(Supplied information):
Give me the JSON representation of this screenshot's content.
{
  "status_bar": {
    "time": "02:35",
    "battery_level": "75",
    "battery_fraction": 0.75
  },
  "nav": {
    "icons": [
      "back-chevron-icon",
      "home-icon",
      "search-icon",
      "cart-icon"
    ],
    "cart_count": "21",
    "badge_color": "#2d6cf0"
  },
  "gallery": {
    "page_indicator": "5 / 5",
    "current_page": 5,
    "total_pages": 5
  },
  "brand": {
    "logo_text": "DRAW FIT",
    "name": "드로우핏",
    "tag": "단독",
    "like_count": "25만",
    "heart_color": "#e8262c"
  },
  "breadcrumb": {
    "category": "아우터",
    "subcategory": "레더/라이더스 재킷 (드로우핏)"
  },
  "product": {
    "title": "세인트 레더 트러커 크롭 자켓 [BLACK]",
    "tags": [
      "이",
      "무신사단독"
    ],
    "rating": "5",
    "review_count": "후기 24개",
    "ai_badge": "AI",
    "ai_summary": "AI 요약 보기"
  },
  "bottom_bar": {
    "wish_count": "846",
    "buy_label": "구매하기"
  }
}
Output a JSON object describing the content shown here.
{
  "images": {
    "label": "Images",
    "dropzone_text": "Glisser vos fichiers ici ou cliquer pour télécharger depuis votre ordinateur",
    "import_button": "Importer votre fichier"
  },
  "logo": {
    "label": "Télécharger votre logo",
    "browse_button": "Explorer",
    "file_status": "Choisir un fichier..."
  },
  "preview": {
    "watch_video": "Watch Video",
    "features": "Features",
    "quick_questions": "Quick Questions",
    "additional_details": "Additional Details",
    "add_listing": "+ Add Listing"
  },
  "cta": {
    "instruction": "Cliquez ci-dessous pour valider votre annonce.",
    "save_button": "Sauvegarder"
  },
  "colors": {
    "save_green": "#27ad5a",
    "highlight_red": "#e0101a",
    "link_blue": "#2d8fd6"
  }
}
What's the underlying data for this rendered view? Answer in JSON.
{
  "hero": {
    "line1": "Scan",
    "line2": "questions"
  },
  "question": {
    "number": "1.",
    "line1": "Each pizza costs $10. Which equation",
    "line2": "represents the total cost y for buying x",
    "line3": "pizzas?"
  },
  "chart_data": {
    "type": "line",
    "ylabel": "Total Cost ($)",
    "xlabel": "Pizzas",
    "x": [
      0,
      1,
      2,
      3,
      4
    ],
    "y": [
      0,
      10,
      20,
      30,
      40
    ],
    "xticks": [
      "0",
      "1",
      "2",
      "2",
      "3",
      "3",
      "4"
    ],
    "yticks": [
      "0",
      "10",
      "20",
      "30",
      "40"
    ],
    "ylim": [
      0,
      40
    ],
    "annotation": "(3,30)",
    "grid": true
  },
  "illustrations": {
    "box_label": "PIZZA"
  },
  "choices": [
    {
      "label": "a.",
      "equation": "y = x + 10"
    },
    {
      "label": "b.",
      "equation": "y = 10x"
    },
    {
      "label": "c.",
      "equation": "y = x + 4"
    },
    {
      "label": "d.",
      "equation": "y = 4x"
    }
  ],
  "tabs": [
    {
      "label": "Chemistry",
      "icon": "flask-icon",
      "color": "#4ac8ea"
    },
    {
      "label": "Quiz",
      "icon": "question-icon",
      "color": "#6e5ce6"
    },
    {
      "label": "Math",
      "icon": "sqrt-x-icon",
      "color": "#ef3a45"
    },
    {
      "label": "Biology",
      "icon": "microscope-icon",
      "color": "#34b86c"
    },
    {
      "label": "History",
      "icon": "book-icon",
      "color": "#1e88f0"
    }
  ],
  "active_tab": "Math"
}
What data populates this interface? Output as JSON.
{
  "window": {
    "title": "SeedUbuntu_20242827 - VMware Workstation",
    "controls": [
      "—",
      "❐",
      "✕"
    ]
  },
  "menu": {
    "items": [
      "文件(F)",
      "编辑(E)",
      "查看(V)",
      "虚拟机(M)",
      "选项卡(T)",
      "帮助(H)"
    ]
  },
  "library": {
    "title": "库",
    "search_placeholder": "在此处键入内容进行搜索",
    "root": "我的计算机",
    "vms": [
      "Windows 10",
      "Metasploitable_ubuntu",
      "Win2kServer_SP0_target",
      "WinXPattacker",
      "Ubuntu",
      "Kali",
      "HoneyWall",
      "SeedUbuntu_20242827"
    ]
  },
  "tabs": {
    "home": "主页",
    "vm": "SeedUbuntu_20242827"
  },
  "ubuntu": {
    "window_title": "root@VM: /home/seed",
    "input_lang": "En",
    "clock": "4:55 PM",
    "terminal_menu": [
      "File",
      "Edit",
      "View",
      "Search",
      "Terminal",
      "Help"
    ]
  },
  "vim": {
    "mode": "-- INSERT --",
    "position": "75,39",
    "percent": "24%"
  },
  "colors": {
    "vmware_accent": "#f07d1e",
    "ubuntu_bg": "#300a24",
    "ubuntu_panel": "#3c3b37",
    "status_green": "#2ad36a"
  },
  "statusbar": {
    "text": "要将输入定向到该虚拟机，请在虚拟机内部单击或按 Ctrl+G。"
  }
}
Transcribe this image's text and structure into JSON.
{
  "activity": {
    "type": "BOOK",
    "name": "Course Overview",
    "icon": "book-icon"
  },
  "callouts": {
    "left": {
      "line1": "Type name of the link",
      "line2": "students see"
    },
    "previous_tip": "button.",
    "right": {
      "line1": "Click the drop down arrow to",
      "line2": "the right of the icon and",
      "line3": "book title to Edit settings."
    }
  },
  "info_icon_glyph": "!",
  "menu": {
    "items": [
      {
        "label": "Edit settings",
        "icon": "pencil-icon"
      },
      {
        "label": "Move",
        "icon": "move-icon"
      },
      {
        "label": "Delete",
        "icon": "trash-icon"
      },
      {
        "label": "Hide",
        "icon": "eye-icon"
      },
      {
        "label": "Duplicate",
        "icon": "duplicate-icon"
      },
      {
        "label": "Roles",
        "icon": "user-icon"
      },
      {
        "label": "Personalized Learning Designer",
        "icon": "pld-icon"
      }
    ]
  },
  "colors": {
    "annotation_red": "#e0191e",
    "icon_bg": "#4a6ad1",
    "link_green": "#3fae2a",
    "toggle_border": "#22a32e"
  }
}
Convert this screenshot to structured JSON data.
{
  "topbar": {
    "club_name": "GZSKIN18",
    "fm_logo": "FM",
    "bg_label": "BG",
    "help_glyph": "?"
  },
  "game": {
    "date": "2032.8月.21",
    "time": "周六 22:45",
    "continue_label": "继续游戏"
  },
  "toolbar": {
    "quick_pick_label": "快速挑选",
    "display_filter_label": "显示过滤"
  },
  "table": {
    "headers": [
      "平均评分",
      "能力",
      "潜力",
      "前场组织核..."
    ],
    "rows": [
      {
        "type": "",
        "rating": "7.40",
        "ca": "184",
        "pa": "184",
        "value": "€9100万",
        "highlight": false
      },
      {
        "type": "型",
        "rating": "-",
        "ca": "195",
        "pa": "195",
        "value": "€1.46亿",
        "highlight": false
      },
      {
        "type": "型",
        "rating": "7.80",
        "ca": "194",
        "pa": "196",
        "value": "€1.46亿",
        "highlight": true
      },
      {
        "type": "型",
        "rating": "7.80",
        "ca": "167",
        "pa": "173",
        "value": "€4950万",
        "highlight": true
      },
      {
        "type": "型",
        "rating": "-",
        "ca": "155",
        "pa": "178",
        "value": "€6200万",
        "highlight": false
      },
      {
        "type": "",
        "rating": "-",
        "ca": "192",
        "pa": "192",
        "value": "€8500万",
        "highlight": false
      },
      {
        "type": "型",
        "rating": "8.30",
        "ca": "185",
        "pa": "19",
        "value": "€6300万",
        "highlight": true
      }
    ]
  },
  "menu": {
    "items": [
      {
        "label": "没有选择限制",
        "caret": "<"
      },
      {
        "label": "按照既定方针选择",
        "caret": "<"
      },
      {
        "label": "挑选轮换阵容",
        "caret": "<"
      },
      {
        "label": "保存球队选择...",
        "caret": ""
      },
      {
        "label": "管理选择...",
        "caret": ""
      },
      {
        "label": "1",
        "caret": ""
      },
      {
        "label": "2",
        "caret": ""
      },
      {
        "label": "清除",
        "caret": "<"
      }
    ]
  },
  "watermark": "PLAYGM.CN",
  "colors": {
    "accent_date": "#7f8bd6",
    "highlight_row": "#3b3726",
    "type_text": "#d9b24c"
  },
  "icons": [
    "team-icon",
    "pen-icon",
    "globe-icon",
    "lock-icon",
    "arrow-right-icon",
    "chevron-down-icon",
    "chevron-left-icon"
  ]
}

(Directions for this task):
Report each line of the material above where the word "votre" appears.

(Answer for the task):
    "dropzone_text": "Glisser vos fichiers ici ou cliquer pour télécharger depuis votre ordinateur",
    "import_button": "Importer votre fichier"
    "label": "Télécharger votre logo",
    "instruction": "Cliquez ci-dessous pour valider votre annonce.",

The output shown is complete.